→ ИСХОДНЫЙ ТЕКСТ
Это Волошин! Вот уж не таким представляла я его себе! Его молодое открытое лицо, сияющие сдержанной улыбкой глаза, крепкое ласковое пожатие маленькой руки - мне ужасно все понравилось в нем. "Кто это Аморя? Похож он на меня? - спросил он, входя в комнату. - Когда я нес Нинику (меня тоже поразило, что он знал ее имя) по лестнице, я у ее няни спросил, где вы живете, и таким образом узнал, что это Ниника, - она пристально посмотрела мне в лицо и сказала: "Это не Аморя?"

Я засмеялась: "Так Нина называет мою племянницу Маргариту Васильевну". - "А что же между нами общего?" - "Не знаю, разве белокурые вьющиеся волосы", - сказала я.

Данные для анализа макета документа:

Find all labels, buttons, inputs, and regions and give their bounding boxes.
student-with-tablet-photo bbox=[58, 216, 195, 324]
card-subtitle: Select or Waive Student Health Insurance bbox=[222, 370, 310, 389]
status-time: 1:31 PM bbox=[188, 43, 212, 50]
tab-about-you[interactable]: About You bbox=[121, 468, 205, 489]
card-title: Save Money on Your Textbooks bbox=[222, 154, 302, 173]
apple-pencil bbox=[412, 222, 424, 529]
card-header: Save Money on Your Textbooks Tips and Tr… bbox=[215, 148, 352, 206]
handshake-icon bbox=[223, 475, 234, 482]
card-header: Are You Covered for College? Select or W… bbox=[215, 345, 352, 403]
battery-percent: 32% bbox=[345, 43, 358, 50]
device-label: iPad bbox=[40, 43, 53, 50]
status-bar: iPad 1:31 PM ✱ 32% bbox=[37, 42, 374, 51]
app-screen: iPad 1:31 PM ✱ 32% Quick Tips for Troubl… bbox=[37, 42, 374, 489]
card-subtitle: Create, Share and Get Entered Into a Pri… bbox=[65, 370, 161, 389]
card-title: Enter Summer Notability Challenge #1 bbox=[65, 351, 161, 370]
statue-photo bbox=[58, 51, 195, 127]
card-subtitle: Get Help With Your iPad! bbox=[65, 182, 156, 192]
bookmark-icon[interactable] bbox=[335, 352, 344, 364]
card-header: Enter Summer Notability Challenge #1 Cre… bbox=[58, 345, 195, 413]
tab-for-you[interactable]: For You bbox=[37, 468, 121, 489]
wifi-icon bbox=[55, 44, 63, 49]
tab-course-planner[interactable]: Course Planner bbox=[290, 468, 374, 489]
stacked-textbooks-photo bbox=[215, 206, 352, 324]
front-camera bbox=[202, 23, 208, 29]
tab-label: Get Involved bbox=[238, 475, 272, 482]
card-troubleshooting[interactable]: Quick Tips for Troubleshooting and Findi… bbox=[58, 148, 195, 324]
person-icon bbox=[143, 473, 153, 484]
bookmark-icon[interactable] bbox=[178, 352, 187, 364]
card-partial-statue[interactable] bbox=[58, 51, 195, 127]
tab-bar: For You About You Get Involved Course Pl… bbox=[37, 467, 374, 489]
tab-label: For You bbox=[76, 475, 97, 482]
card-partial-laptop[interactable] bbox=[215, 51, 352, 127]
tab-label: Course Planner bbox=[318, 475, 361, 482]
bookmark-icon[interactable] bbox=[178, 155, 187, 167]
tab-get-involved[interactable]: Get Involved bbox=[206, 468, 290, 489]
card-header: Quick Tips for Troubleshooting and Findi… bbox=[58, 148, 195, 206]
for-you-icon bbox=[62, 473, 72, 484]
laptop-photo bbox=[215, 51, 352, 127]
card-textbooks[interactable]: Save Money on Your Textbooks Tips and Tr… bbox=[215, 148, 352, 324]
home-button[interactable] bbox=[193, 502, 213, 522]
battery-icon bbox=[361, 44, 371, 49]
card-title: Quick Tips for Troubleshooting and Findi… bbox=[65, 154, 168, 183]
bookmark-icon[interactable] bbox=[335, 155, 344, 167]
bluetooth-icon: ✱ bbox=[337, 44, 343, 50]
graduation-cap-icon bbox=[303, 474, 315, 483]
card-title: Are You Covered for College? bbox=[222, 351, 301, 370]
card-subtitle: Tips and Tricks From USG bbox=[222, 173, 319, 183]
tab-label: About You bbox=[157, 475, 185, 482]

→ УСЛОВИЕ ЗАДАЧИ
Верните без изменений фрагмент текста о Волошине от слов «Это Волошин! Вот» до слов «- сказала я.» включительно.

→ РЕШЕНИЕ НИЖЕ
Это Волошин! Вот уж не таким представляла я его себе! Его молодое открытое лицо, сияющие сдержанной улыбкой глаза, крепкое ласковое пожатие маленькой руки - мне ужасно все понравилось в нем. "Кто это Аморя? Похож он на меня? - спросил он, входя в комнату. - Когда я нес Нинику (меня тоже поразило, что он знал ее имя) по лестнице, я у ее няни спросил, где вы живете, и таким образом узнал, что это Ниника, - она пристально посмотрела мне в лицо и сказала: "Это не Аморя?"

Я засмеялась: "Так Нина называет мою племянницу Маргариту Васильевну". - "А что же между нами общего?" - "Не знаю, разве белокурые вьющиеся волосы", - сказала я.